---- Entries supplied
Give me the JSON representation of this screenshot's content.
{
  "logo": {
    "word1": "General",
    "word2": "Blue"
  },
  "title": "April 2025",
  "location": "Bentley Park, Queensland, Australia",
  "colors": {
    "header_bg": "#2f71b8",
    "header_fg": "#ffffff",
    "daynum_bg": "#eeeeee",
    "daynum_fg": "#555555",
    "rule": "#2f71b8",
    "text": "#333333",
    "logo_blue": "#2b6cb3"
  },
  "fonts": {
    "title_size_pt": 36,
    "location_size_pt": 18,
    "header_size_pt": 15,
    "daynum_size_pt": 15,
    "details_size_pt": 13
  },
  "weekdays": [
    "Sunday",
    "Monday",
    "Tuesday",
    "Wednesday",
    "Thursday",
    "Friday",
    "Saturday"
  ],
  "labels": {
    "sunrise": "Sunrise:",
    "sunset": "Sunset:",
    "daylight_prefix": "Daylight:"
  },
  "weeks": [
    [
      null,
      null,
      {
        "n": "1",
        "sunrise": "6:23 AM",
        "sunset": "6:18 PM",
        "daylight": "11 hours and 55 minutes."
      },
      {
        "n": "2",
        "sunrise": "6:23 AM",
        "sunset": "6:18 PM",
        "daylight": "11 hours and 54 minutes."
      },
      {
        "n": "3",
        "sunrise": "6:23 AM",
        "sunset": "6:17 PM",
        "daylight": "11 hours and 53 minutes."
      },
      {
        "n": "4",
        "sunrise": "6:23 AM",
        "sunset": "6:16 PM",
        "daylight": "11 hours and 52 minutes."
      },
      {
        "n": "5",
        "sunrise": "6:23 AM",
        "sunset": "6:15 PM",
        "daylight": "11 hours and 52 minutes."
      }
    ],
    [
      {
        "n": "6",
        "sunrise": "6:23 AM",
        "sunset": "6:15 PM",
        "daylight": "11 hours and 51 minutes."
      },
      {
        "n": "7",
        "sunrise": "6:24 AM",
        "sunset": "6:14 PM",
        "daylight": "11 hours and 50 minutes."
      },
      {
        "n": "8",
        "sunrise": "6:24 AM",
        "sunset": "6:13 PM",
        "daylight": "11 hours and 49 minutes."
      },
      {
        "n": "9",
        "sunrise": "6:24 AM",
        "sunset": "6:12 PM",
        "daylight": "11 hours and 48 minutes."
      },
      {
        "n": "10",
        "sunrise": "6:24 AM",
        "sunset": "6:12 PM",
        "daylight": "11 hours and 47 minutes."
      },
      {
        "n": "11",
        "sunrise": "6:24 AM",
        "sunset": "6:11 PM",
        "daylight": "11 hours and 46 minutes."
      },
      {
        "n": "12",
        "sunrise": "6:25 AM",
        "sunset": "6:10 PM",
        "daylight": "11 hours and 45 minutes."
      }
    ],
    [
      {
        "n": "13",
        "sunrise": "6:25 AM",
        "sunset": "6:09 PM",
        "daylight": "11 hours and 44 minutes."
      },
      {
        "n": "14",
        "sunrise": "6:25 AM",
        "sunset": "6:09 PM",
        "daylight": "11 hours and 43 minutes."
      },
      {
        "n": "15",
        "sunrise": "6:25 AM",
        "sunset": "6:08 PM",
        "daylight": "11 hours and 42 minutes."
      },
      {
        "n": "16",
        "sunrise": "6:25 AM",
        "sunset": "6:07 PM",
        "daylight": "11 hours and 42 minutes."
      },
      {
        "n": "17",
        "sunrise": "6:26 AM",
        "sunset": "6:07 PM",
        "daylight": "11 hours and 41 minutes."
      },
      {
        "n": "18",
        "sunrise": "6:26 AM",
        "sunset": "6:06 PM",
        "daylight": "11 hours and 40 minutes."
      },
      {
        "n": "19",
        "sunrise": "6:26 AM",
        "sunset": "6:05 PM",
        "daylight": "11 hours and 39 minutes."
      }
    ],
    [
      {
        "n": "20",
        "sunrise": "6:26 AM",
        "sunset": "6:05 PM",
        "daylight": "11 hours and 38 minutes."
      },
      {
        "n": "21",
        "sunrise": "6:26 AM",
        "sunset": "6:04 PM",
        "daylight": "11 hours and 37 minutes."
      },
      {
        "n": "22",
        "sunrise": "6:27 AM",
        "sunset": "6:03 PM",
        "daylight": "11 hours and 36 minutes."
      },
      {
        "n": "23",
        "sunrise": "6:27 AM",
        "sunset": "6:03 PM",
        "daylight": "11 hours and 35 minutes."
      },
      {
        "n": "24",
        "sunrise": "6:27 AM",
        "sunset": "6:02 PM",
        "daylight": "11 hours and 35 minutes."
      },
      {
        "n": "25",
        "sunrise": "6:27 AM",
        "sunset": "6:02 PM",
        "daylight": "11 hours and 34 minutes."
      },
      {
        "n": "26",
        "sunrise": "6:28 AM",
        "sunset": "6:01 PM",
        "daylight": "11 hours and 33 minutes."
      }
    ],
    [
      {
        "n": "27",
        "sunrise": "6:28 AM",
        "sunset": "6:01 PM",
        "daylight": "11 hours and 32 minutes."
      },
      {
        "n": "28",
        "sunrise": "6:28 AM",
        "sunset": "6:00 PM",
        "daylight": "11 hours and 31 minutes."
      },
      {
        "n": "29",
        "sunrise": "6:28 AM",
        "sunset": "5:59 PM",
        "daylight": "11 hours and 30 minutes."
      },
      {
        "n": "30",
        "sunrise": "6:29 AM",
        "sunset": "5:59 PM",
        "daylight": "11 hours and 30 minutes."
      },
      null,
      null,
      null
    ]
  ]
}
--------
**Exercise task**. Please set down all the data word for word.

**Result**.
Give me the JSON representation of this screenshot's content.
{
  "logo": {
    "word1": "General",
    "word2": "Blue"
  },
  "title": "April 2025",
  "location": "Bentley Park, Queensland, Australia",
  "colors": {
    "header_bg": "#2f71b8",
    "header_fg": "#ffffff",
    "daynum_bg": "#eeeeee",
    "daynum_fg": "#555555",
    "rule": "#2f71b8",
    "text": "#333333",
    "logo_blue": "#2b6cb3"
  },
  "fonts": {
    "title_size_pt": 36,
    "location_size_pt": 18,
    "header_size_pt": 15,
    "daynum_size_pt": 15,
    "details_size_pt": 13
  },
  "weekdays": [
    "Sunday",
    "Monday",
    "Tuesday",
    "Wednesday",
    "Thursday",
    "Friday",
    "Saturday"
  ],
  "labels": {
    "sunrise": "Sunrise:",
    "sunset": "Sunset:",
    "daylight_prefix": "Daylight:"
  },
  "weeks": [
    [
      null,
      null,
      {
        "n": "1",
        "sunrise": "6:23 AM",
        "sunset": "6:18 PM",
        "daylight": "11 hours and 55 minutes."
      },
      {
        "n": "2",
        "sunrise": "6:23 AM",
        "sunset": "6:18 PM",
        "daylight": "11 hours and 54 minutes."
      },
      {
        "n": "3",
        "sunrise": "6:23 AM",
        "sunset": "6:17 PM",
        "daylight": "11 hours and 53 minutes."
      },
      {
        "n": "4",
        "sunrise": "6:23 AM",
        "sunset": "6:16 PM",
        "daylight": "11 hours and 52 minutes."
      },
      {
        "n": "5",
        "sunrise": "6:23 AM",
        "sunset": "6:15 PM",
        "daylight": "11 hours and 52 minutes."
      }
    ],
    [
      {
        "n": "6",
        "sunrise": "6:23 AM",
        "sunset": "6:15 PM",
        "daylight": "11 hours and 51 minutes."
      },
      {
        "n": "7",
        "sunrise": "6:24 AM",
        "sunset": "6:14 PM",
        "daylight": "11 hours and 50 minutes."
      },
      {
        "n": "8",
        "sunrise": "6:24 AM",
        "sunset": "6:13 PM",
        "daylight": "11 hours and 49 minutes."
      },
      {
        "n": "9",
        "sunrise": "6:24 AM",
        "sunset": "6:12 PM",
        "daylight": "11 hours and 48 minutes."
      },
      {
        "n": "10",
        "sunrise": "6:24 AM",
        "sunset": "6:12 PM",
        "daylight": "11 hours and 47 minutes."
      },
      {
        "n": "11",
        "sunrise": "6:24 AM",
        "sunset": "6:11 PM",
        "daylight": "11 hours and 46 minutes."
      },
      {
        "n": "12",
        "sunrise": "6:25 AM",
        "sunset": "6:10 PM",
        "daylight": "11 hours and 45 minutes."
      }
    ],
    [
      {
        "n": "13",
        "sunrise": "6:25 AM",
        "sunset": "6:09 PM",
        "daylight": "11 hours and 44 minutes."
      },
      {
        "n": "14",
        "sunrise": "6:25 AM",
        "sunset": "6:09 PM",
        "daylight": "11 hours and 43 minutes."
      },
      {
        "n": "15",
        "sunrise": "6:25 AM",
        "sunset": "6:08 PM",
        "daylight": "11 hours and 42 minutes."
      },
      {
        "n": "16",
        "sunrise": "6:25 AM",
        "sunset": "6:07 PM",
        "daylight": "11 hours and 42 minutes."
      },
      {
        "n": "17",
        "sunrise": "6:26 AM",
        "sunset": "6:07 PM",
        "daylight": "11 hours and 41 minutes."
      },
      {
        "n": "18",
        "sunrise": "6:26 AM",
        "sunset": "6:06 PM",
        "daylight": "11 hours and 40 minutes."
      },
      {
        "n": "19",
        "sunrise": "6:26 AM",
        "sunset": "6:05 PM",
        "daylight": "11 hours and 39 minutes."
      }
    ],
    [
      {
        "n": "20",
        "sunrise": "6:26 AM",
        "sunset": "6:05 PM",
        "daylight": "11 hours and 38 minutes."
      },
      {
        "n": "21",
        "sunrise": "6:26 AM",
        "sunset": "6:04 PM",
        "daylight": "11 hours and 37 minutes."
      },
      {
        "n": "22",
        "sunrise": "6:27 AM",
        "sunset": "6:03 PM",
        "daylight": "11 hours and 36 minutes."
      },
      {
        "n": "23",
        "sunrise": "6:27 AM",
        "sunset": "6:03 PM",
        "daylight": "11 hours and 35 minutes."
      },
      {
        "n": "24",
        "sunrise": "6:27 AM",
        "sunset": "6:02 PM",
        "daylight": "11 hours and 35 minutes."
      },
      {
        "n": "25",
        "sunrise": "6:27 AM",
        "sunset": "6:02 PM",
        "daylight": "11 hours and 34 minutes."
      },
      {
        "n": "26",
        "sunrise": "6:28 AM",
        "sunset": "6:01 PM",
        "daylight": "11 hours and 33 minutes."
      }
    ],
    [
      {
        "n": "27",
        "sunrise": "6:28 AM",
        "sunset": "6:01 PM",
        "daylight": "11 hours and 32 minutes."
      },
      {
        "n": "28",
        "sunrise": "6:28 AM",
        "sunset": "6:00 PM",
        "daylight": "11 hours and 31 minutes."
      },
      {
        "n": "29",
        "sunrise": "6:28 AM",
        "sunset": "5:59 PM",
        "daylight": "11 hours and 30 minutes."
      },
      {
        "n": "30",
        "sunrise": "6:29 AM",
        "sunset": "5:59 PM",
        "daylight": "11 hours and 30 minutes."
      },
      null,
      null,
      null
    ]
  ]
}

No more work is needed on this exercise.